- **OBJECTIVE**
Search the records that follow and extract every line containing the string "libro".

BEGIN THE INPUT

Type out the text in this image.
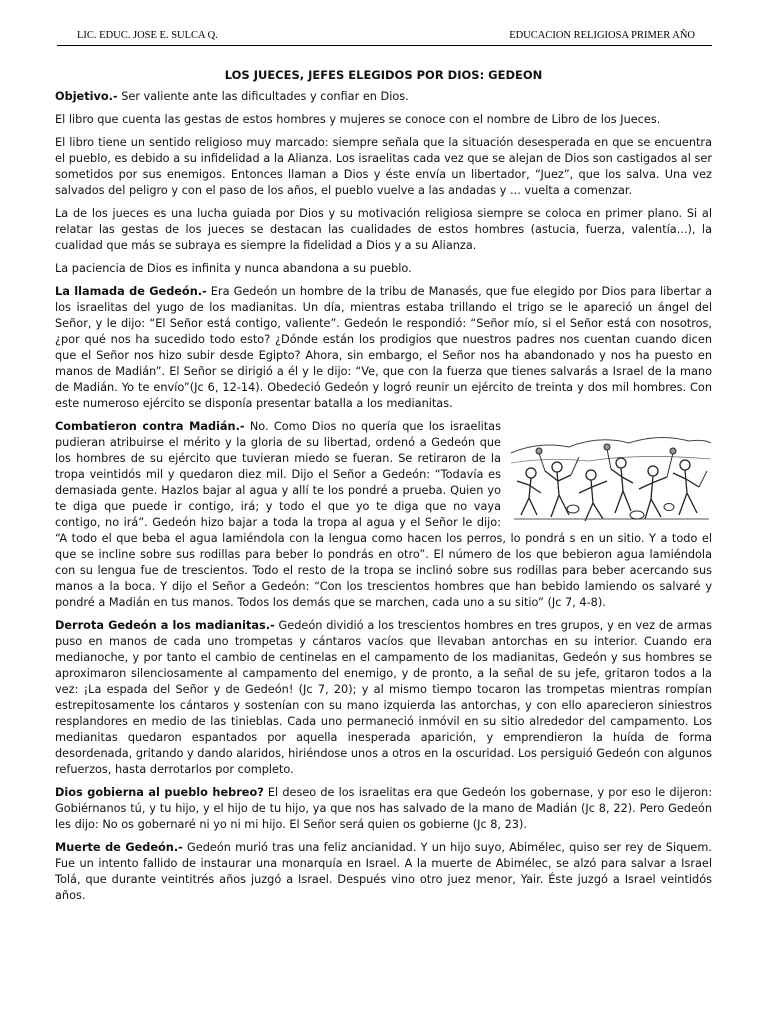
LIC. EDUC. JOSE E. SULCA Q.	EDUCACION RELIGIOSA PRIMER AÑO
LOS JUECES, JEFES ELEGIDOS POR DIOS: GEDEON

Objetivo.- Ser valiente ante las dificultades y confiar en Dios.

El libro que cuenta las gestas de estos hombres y mujeres se conoce con el nombre de Libro de los Jueces.

El libro tiene un sentido religioso muy marcado: siempre señala que la situación desesperada en que se encuentra el pueblo, es debido a su infidelidad a la Alianza. Los israelitas cada vez que se alejan de Dios son castigados al ser sometidos por sus enemigos. Entonces llaman a Dios y éste envía un libertador, “Juez”, que los salva. Una vez salvados del peligro y con el paso de los años, el pueblo vuelve a las andadas y ... vuelta a comenzar.

La de los jueces es una lucha guiada por Dios y su motivación religiosa siempre se coloca en primer plano. Si al relatar las gestas de los jueces se destacan las cualidades de estos hombres (astucia, fuerza, valentía...), la cualidad que más se subraya es siempre la fidelidad a Dios y a su Alianza.

La paciencia de Dios es infinita y nunca abandona a su pueblo.

La llamada de Gedeón.- Era Gedeón un hombre de la tribu de Manasés, que fue elegido por Dios para libertar a los israelitas del yugo de los madianitas. Un día, mientras estaba trillando el trigo se le apareció un ángel del Señor, y le dijo: “El Señor está contigo, valiente”. Gedeón le respondió: “Señor mío, si el Señor está con nosotros, ¿por qué nos ha sucedido todo esto? ¿Dónde están los prodigios que nuestros padres nos cuentan cuando dicen que el Señor nos hizo subir desde Egipto? Ahora, sin embargo, el Señor nos ha abandonado y nos ha puesto en manos de Madián”. El Señor se dirigió a él y le dijo: “Ve, que con la fuerza que tienes salvarás a Israel de la mano de Madián. Yo te envío”(Jc 6, 12-14). Obedeció Gedeón y logró reunir un ejército de treinta y dos mil hombres. Con este numeroso ejército se disponía presentar batalla a los medianitas.

Combatieron contra Madián.- No. Como Dios no quería que los israelitas pudieran atribuirse el mérito y la gloria de su libertad, ordenó a Gedeón que los hombres de su ejército que tuvieran miedo se fueran. Se retiraron de la tropa veintidós mil y quedaron diez mil. Dijo el Señor a Gedeón: “Todavía es demasiada gente. Hazlos bajar al agua y allí te los pondré a prueba. Quien yo te diga que puede ir contigo, irá; y todo el que yo te diga que no vaya contigo, no irá”. Gedeón hizo bajar a toda la tropa al agua y el Señor le dijo: “A todo el que beba el agua lamiéndola con la lengua como hacen los perros, lo pondrá s en un sitio. Y a todo el que se incline sobre sus rodillas para beber lo pondrás en otro”. El número de los que bebieron agua lamiéndola con su lengua fue de trescientos. Todo el resto de la tropa se inclinó sobre sus rodillas para beber acercando sus manos a la boca. Y dijo el Señor a Gedeón: “Con los trescientos hombres que han bebido lamiendo os salvaré y pondré a Madián en tus manos. Todos los demás que se marchen, cada uno a su sitio” (Jc 7, 4-8).

Derrota Gedeón a los madianitas.- Gedeón dividió a los trescientos hombres en tres grupos, y en vez de armas puso en manos de cada uno trompetas y cántaros vacíos que llevaban antorchas en su interior. Cuando era medianoche, y por tanto el cambio de centinelas en el campamento de los madianitas, Gedeón y sus hombres se aproximaron silenciosamente al campamento del enemigo, y de pronto, a la señal de su jefe, gritaron todos a la vez: ¡La espada del Señor y de Gedeón! (Jc 7, 20); y al mismo tiempo tocaron las trompetas mientras rompían estrepitosamente los cántaros y sostenían con su mano izquierda las antorchas, y con ello aparecieron siniestros resplandores en medio de las tinieblas. Cada uno permaneció inmóvil en su sitio alrededor del campamento. Los medianitas quedaron espantados por aquella inesperada aparición, y emprendieron la huída de forma desordenada, gritando y dando alaridos, hiriéndose unos a otros en la oscuridad. Los persiguió Gedeón con algunos refuerzos, hasta derrotarlos por completo.

Dios gobierna al pueblo hebreo? El deseo de los israelitas era que Gedeón los gobernase, y por eso le dijeron: Gobiérnanos tú, y tu hijo, y el hijo de tu hijo, ya que nos has salvado de la mano de Madián (Jc 8, 22). Pero Gedeón les dijo: No os gobernaré ni yo ni mi hijo. El Señor será quien os gobierne (Jc 8, 23).

Muerte de Gedeón.- Gedeón murió tras una feliz ancianidad. Y un hijo suyo, Abimélec, quiso ser rey de Siquem. Fue un intento fallido de instaurar una monarquía en Israel. A la muerte de Abimélec, se alzó para salvar a Israel Tolá, que durante veintitrés años juzgó a Israel. Después vino otro juez menor, Yair. Éste juzgó a Israel veintidós años.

END THE INPUT

- **SOLUTION BELOW**
El libro que cuenta las gestas de estos hombres y mujeres se conoce con el nombre de Libro de los Jueces.
El libro tiene un sentido religioso muy marcado: siempre señala que la situación desesperada en que se encuentra el pueblo, es debido a su infidelidad a la Alianza. Los israelitas cada vez que se alejan de Dios son castigados al ser sometidos por sus enemigos. Entonces llaman a Dios y éste envía un libertador, “Juez”, que los salva. Una vez salvados del peligro y con el paso de los años, el pueblo vuelve a las andadas y ... vuelta a comenzar.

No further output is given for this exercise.